**Work to do:**
Copy every line, leaving nothing out and adding nothing.

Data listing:
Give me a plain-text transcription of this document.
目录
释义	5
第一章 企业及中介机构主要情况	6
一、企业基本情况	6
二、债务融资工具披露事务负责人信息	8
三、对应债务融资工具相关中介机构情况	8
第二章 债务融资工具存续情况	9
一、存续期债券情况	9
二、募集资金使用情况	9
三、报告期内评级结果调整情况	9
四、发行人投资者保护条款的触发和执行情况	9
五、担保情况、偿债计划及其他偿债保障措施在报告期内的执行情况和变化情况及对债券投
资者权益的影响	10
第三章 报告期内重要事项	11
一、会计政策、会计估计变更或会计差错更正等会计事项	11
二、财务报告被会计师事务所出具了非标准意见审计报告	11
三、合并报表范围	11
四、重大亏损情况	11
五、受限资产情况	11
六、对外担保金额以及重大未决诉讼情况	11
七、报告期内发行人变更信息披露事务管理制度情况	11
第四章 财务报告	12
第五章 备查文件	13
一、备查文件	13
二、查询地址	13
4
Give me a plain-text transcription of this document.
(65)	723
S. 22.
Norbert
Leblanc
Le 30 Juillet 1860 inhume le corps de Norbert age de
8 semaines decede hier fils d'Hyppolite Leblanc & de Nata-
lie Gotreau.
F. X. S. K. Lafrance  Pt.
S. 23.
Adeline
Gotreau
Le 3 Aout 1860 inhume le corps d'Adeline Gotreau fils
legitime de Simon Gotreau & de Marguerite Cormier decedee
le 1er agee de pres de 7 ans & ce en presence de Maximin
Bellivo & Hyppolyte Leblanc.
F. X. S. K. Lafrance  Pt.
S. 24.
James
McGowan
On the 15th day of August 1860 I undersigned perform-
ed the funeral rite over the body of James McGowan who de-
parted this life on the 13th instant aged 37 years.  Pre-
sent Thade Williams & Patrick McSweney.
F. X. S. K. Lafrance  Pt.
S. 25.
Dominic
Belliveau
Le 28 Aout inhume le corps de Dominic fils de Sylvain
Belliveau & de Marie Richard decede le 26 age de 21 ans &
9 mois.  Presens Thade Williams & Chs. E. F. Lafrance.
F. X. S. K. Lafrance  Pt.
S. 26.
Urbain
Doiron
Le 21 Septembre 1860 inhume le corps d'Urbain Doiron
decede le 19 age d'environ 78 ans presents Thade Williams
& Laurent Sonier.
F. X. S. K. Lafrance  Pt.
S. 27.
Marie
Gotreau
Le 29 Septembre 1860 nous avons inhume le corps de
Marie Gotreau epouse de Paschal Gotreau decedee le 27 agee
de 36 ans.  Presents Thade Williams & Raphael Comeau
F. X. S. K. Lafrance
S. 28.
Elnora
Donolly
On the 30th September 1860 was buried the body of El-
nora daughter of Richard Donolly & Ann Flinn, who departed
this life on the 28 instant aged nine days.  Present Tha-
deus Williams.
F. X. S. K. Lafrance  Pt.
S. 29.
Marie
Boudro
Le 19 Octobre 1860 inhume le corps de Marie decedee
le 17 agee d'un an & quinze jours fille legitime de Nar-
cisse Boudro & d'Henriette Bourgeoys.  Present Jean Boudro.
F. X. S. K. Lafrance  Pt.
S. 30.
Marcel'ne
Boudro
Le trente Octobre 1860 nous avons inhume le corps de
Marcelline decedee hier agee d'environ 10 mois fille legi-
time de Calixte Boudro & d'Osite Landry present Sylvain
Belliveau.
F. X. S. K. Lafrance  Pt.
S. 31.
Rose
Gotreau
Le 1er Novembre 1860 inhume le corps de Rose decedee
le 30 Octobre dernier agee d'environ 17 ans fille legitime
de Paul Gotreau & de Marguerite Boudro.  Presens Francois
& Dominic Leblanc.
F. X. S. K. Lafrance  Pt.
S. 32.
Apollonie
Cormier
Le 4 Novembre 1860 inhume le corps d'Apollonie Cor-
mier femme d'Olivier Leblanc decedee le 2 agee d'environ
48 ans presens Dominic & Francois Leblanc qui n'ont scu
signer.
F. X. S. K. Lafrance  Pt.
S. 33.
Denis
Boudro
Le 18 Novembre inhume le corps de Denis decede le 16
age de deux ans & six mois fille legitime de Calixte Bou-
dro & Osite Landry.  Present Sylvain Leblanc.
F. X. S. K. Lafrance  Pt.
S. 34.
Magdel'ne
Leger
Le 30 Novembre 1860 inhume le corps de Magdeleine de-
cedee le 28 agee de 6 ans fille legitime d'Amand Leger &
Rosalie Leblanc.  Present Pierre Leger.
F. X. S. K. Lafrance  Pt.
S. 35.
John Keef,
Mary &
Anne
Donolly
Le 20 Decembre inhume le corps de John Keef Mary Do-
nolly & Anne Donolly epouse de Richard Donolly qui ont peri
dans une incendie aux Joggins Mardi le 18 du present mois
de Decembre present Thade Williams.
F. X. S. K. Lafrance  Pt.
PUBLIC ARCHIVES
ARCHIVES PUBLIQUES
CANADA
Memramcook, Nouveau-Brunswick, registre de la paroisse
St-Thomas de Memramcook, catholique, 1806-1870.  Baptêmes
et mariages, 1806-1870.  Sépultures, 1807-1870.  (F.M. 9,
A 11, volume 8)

**Response to this task:**
Give me a plain-text transcription of this document.
目录
释义	5
第一章 企业及中介机构主要情况	6
一、企业基本情况	6
二、债务融资工具披露事务负责人信息	8
三、对应债务融资工具相关中介机构情况	8
第二章 债务融资工具存续情况	9
一、存续期债券情况	9
二、募集资金使用情况	9
三、报告期内评级结果调整情况	9
四、发行人投资者保护条款的触发和执行情况	9
五、担保情况、偿债计划及其他偿债保障措施在报告期内的执行情况和变化情况及对债券投
资者权益的影响	10
第三章 报告期内重要事项	11
一、会计政策、会计估计变更或会计差错更正等会计事项	11
二、财务报告被会计师事务所出具了非标准意见审计报告	11
三、合并报表范围	11
四、重大亏损情况	11
五、受限资产情况	11
六、对外担保金额以及重大未决诉讼情况	11
七、报告期内发行人变更信息披露事务管理制度情况	11
第四章 财务报告	12
第五章 备查文件	13
一、备查文件	13
二、查询地址	13
4
Give me a plain-text transcription of this document.
(65)	723
S. 22.
Norbert
Leblanc
Le 30 Juillet 1860 inhume le corps de Norbert age de
8 semaines decede hier fils d'Hyppolite Leblanc & de Nata-
lie Gotreau.
F. X. S. K. Lafrance  Pt.
S. 23.
Adeline
Gotreau
Le 3 Aout 1860 inhume le corps d'Adeline Gotreau fils
legitime de Simon Gotreau & de Marguerite Cormier decedee
le 1er agee de pres de 7 ans & ce en presence de Maximin
Bellivo & Hyppolyte Leblanc.
F. X. S. K. Lafrance  Pt.
S. 24.
James
McGowan
On the 15th day of August 1860 I undersigned perform-
ed the funeral rite over the body of James McGowan who de-
parted this life on the 13th instant aged 37 years.  Pre-
sent Thade Williams & Patrick McSweney.
F. X. S. K. Lafrance  Pt.
S. 25.
Dominic
Belliveau
Le 28 Aout inhume le corps de Dominic fils de Sylvain
Belliveau & de Marie Richard decede le 26 age de 21 ans &
9 mois.  Presens Thade Williams & Chs. E. F. Lafrance.
F. X. S. K. Lafrance  Pt.
S. 26.
Urbain
Doiron
Le 21 Septembre 1860 inhume le corps d'Urbain Doiron
decede le 19 age d'environ 78 ans presents Thade Williams
& Laurent Sonier.
F. X. S. K. Lafrance  Pt.
S. 27.
Marie
Gotreau
Le 29 Septembre 1860 nous avons inhume le corps de
Marie Gotreau epouse de Paschal Gotreau decedee le 27 agee
de 36 ans.  Presents Thade Williams & Raphael Comeau
F. X. S. K. Lafrance
S. 28.
Elnora
Donolly
On the 30th September 1860 was buried the body of El-
nora daughter of Richard Donolly & Ann Flinn, who departed
this life on the 28 instant aged nine days.  Present Tha-
deus Williams.
F. X. S. K. Lafrance  Pt.
S. 29.
Marie
Boudro
Le 19 Octobre 1860 inhume le corps de Marie decedee
le 17 agee d'un an & quinze jours fille legitime de Nar-
cisse Boudro & d'Henriette Bourgeoys.  Present Jean Boudro.
F. X. S. K. Lafrance  Pt.
S. 30.
Marcel'ne
Boudro
Le trente Octobre 1860 nous avons inhume le corps de
Marcelline decedee hier agee d'environ 10 mois fille legi-
time de Calixte Boudro & d'Osite Landry present Sylvain
Belliveau.
F. X. S. K. Lafrance  Pt.
S. 31.
Rose
Gotreau
Le 1er Novembre 1860 inhume le corps de Rose decedee
le 30 Octobre dernier agee d'environ 17 ans fille legitime
de Paul Gotreau & de Marguerite Boudro.  Presens Francois
& Dominic Leblanc.
F. X. S. K. Lafrance  Pt.
S. 32.
Apollonie
Cormier
Le 4 Novembre 1860 inhume le corps d'Apollonie Cor-
mier femme d'Olivier Leblanc decedee le 2 agee d'environ
48 ans presens Dominic & Francois Leblanc qui n'ont scu
signer.
F. X. S. K. Lafrance  Pt.
S. 33.
Denis
Boudro
Le 18 Novembre inhume le corps de Denis decede le 16
age de deux ans & six mois fille legitime de Calixte Bou-
dro & Osite Landry.  Present Sylvain Leblanc.
F. X. S. K. Lafrance  Pt.
S. 34.
Magdel'ne
Leger
Le 30 Novembre 1860 inhume le corps de Magdeleine de-
cedee le 28 agee de 6 ans fille legitime d'Amand Leger &
Rosalie Leblanc.  Present Pierre Leger.
F. X. S. K. Lafrance  Pt.
S. 35.
John Keef,
Mary &
Anne
Donolly
Le 20 Decembre inhume le corps de John Keef Mary Do-
nolly & Anne Donolly epouse de Richard Donolly qui ont peri
dans une incendie aux Joggins Mardi le 18 du present mois
de Decembre present Thade Williams.
F. X. S. K. Lafrance  Pt.
PUBLIC ARCHIVES
ARCHIVES PUBLIQUES
CANADA
Memramcook, Nouveau-Brunswick, registre de la paroisse
St-Thomas de Memramcook, catholique, 1806-1870.  Baptêmes
et mariages, 1806-1870.  Sépultures, 1807-1870.  (F.M. 9,
A 11, volume 8)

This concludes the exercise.